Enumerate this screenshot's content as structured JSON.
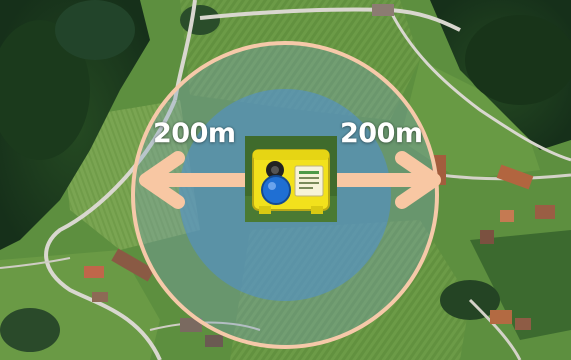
{
  "coverage": {
    "left_label": "200m",
    "right_label": "200m"
  },
  "colors": {
    "outer_ring": "#f6c9a9",
    "inner_disc": "#4f8fd6",
    "arrow": "#f8c7a3",
    "device_body": "#f2e11c",
    "device_button": "#1f6fd3",
    "grass": "#5d8f3f",
    "forest": "#1e3d1e",
    "road": "#d9d7cf"
  },
  "icons": {
    "device": "gateway-device-icon",
    "arrow_left": "arrow-left-icon",
    "arrow_right": "arrow-right-icon"
  }
}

────

• [Aim of the exercise]
Work out how many lines of the listing above include the word "arrow". Reply with nothing but the count.

• [Written response]
3